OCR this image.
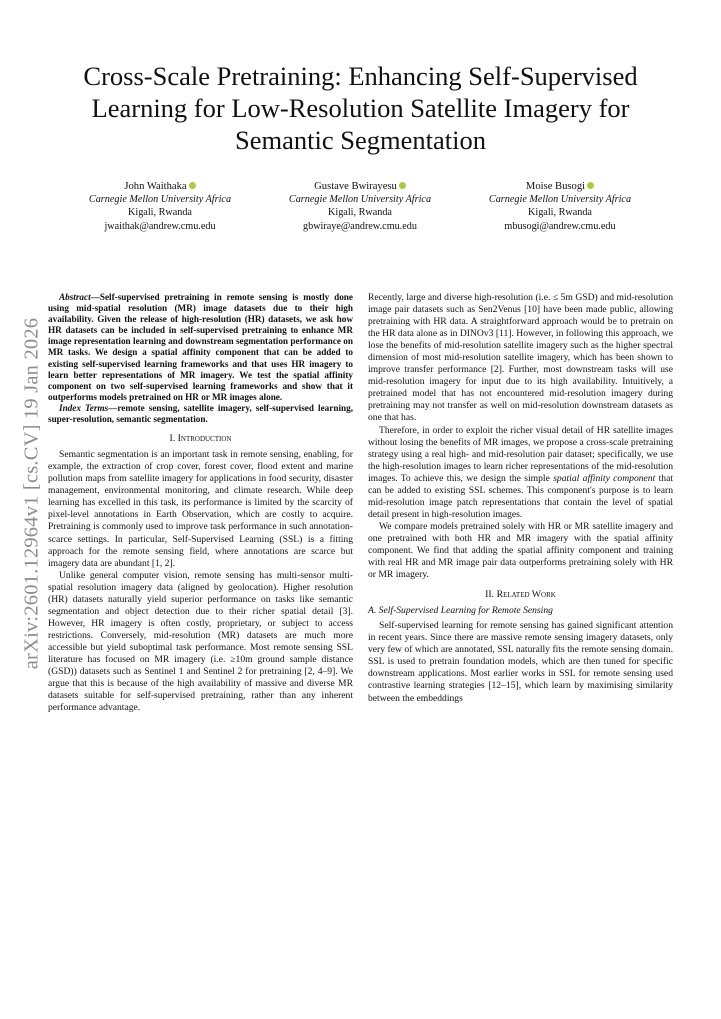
arXiv:2601.12964v1 [cs.CV] 19 Jan 2026
Cross-Scale Pretraining: Enhancing Self-Supervised Learning for Low-Resolution Satellite Imagery for Semantic Segmentation
John Waithaka
Carnegie Mellon University Africa
Kigali, Rwanda
jwaithak@andrew.cmu.edu
Gustave Bwirayesu
Carnegie Mellon University Africa
Kigali, Rwanda
gbwiraye@andrew.cmu.edu
Moise Busogi
Carnegie Mellon University Africa
Kigali, Rwanda
mbusogi@andrew.cmu.edu

Abstract—Self-supervised pretraining in remote sensing is mostly done using mid-spatial resolution (MR) image datasets due to their high availability. Given the release of high-resolution (HR) datasets, we ask how HR datasets can be included in self-supervised pretraining to enhance MR image representation learning and downstream segmentation performance on MR tasks. We design a spatial affinity component that can be added to existing self-supervised learning frameworks and that uses HR imagery to learn better representations of MR imagery. We test the spatial affinity component on two self-supervised learning frameworks and show that it outperforms models pretrained on HR or MR images alone.

Index Terms—remote sensing, satellite imagery, self-supervised learning, super-resolution, semantic segmentation.

I. Introduction

Semantic segmentation is an important task in remote sensing, enabling, for example, the extraction of crop cover, forest cover, flood extent and marine pollution maps from satellite imagery for applications in food security, disaster management, environmental monitoring, and climate research. While deep learning has excelled in this task, its performance is limited by the scarcity of pixel-level annotations in Earth Observation, which are costly to acquire. Pretraining is commonly used to improve task performance in such annotation-scarce settings. In particular, Self-Supervised Learning (SSL) is a fitting approach for the remote sensing field, where annotations are scarce but imagery data are abundant [1, 2].

Unlike general computer vision, remote sensing has multi-sensor multi-spatial resolution imagery data (aligned by geolocation). Higher resolution (HR) datasets naturally yield superior performance on tasks like semantic segmentation and object detection due to their richer spatial detail [3]. However, HR imagery is often costly, proprietary, or subject to access restrictions. Conversely, mid-resolution (MR) datasets are much more accessible but yield suboptimal task performance. Most remote sensing SSL literature has focused on MR imagery (i.e. ≥10m ground sample distance (GSD)) datasets such as Sentinel 1 and Sentinel 2 for pretraining [2, 4–9]. We argue that this is because of the high availability of massive and diverse MR datasets suitable for self-supervised pretraining, rather than any inherent performance advantage.

Recently, large and diverse high-resolution (i.e. ≤ 5m GSD) and mid-resolution image pair datasets such as Sen2Venus [10] have been made public, allowing pretraining with HR data. A straightforward approach would be to pretrain on the HR data alone as in DINOv3 [11]. However, in following this approach, we lose the benefits of mid-resolution satellite imagery such as the higher spectral dimension of most mid-resolution satellite imagery, which has been shown to improve transfer performance [2]. Further, most downstream tasks will use mid-resolution imagery for input due to its high availability. Intuitively, a pretrained model that has not encountered mid-resolution imagery during pretraining may not transfer as well on mid-resolution downstream datasets as one that has.

Therefore, in order to exploit the richer visual detail of HR satellite images without losing the benefits of MR images, we propose a cross-scale pretraining strategy using a real high- and mid-resolution pair dataset; specifically, we use the high-resolution images to learn richer representations of the mid-resolution images. To achieve this, we design the simple spatial affinity component that can be added to existing SSL schemes. This component's purpose is to learn mid-resolution image patch representations that contain the level of spatial detail present in high-resolution images.

We compare models pretrained solely with HR or MR satellite imagery and one pretrained with both HR and MR imagery with the spatial affinity component. We find that adding the spatial affinity component and training with real HR and MR image pair data outperforms pretraining solely with HR or MR imagery.

II. Related Work
A. Self-Supervised Learning for Remote Sensing

Self-supervised learning for remote sensing has gained significant attention in recent years. Since there are massive remote sensing imagery datasets, only very few of which are annotated, SSL naturally fits the remote sensing domain. SSL is used to pretrain foundation models, which are then tuned for specific downstream applications. Most earlier works in SSL for remote sensing used contrastive learning strategies [12–15], which learn by maximising similarity between the embeddings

_ _ _ _ _ _ _

Instructions to follow: Quote the material in full and exactly; do not carry over its pictures.

Written reply:
OCR this image.
arXiv:2601.12964v1 [cs.CV] 19 Jan 2026
Cross-Scale Pretraining: Enhancing Self-Supervised Learning for Low-Resolution Satellite Imagery for Semantic Segmentation
John Waithaka
Carnegie Mellon University Africa
Kigali, Rwanda
jwaithak@andrew.cmu.edu
Gustave Bwirayesu
Carnegie Mellon University Africa
Kigali, Rwanda
gbwiraye@andrew.cmu.edu
Moise Busogi
Carnegie Mellon University Africa
Kigali, Rwanda
mbusogi@andrew.cmu.edu

Abstract—Self-supervised pretraining in remote sensing is mostly done using mid-spatial resolution (MR) image datasets due to their high availability. Given the release of high-resolution (HR) datasets, we ask how HR datasets can be included in self-supervised pretraining to enhance MR image representation learning and downstream segmentation performance on MR tasks. We design a spatial affinity component that can be added to existing self-supervised learning frameworks and that uses HR imagery to learn better representations of MR imagery. We test the spatial affinity component on two self-supervised learning frameworks and show that it outperforms models pretrained on HR or MR images alone.

Index Terms—remote sensing, satellite imagery, self-supervised learning, super-resolution, semantic segmentation.

I. Introduction

Semantic segmentation is an important task in remote sensing, enabling, for example, the extraction of crop cover, forest cover, flood extent and marine pollution maps from satellite imagery for applications in food security, disaster management, environmental monitoring, and climate research. While deep learning has excelled in this task, its performance is limited by the scarcity of pixel-level annotations in Earth Observation, which are costly to acquire. Pretraining is commonly used to improve task performance in such annotation-scarce settings. In particular, Self-Supervised Learning (SSL) is a fitting approach for the remote sensing field, where annotations are scarce but imagery data are abundant [1, 2].

Unlike general computer vision, remote sensing has multi-sensor multi-spatial resolution imagery data (aligned by geolocation). Higher resolution (HR) datasets naturally yield superior performance on tasks like semantic segmentation and object detection due to their richer spatial detail [3]. However, HR imagery is often costly, proprietary, or subject to access restrictions. Conversely, mid-resolution (MR) datasets are much more accessible but yield suboptimal task performance. Most remote sensing SSL literature has focused on MR imagery (i.e. ≥10m ground sample distance (GSD)) datasets such as Sentinel 1 and Sentinel 2 for pretraining [2, 4–9]. We argue that this is because of the high availability of massive and diverse MR datasets suitable for self-supervised pretraining, rather than any inherent performance advantage.

Recently, large and diverse high-resolution (i.e. ≤ 5m GSD) and mid-resolution image pair datasets such as Sen2Venus [10] have been made public, allowing pretraining with HR data. A straightforward approach would be to pretrain on the HR data alone as in DINOv3 [11]. However, in following this approach, we lose the benefits of mid-resolution satellite imagery such as the higher spectral dimension of most mid-resolution satellite imagery, which has been shown to improve transfer performance [2]. Further, most downstream tasks will use mid-resolution imagery for input due to its high availability. Intuitively, a pretrained model that has not encountered mid-resolution imagery during pretraining may not transfer as well on mid-resolution downstream datasets as one that has.

Therefore, in order to exploit the richer visual detail of HR satellite images without losing the benefits of MR images, we propose a cross-scale pretraining strategy using a real high- and mid-resolution pair dataset; specifically, we use the high-resolution images to learn richer representations of the mid-resolution images. To achieve this, we design the simple spatial affinity component that can be added to existing SSL schemes. This component's purpose is to learn mid-resolution image patch representations that contain the level of spatial detail present in high-resolution images.

We compare models pretrained solely with HR or MR satellite imagery and one pretrained with both HR and MR imagery with the spatial affinity component. We find that adding the spatial affinity component and training with real HR and MR image pair data outperforms pretraining solely with HR or MR imagery.

II. Related Work
A. Self-Supervised Learning for Remote Sensing

Self-supervised learning for remote sensing has gained significant attention in recent years. Since there are massive remote sensing imagery datasets, only very few of which are annotated, SSL naturally fits the remote sensing domain. SSL is used to pretrain foundation models, which are then tuned for specific downstream applications. Most earlier works in SSL for remote sensing used contrastive learning strategies [12–15], which learn by maximising similarity between the embeddings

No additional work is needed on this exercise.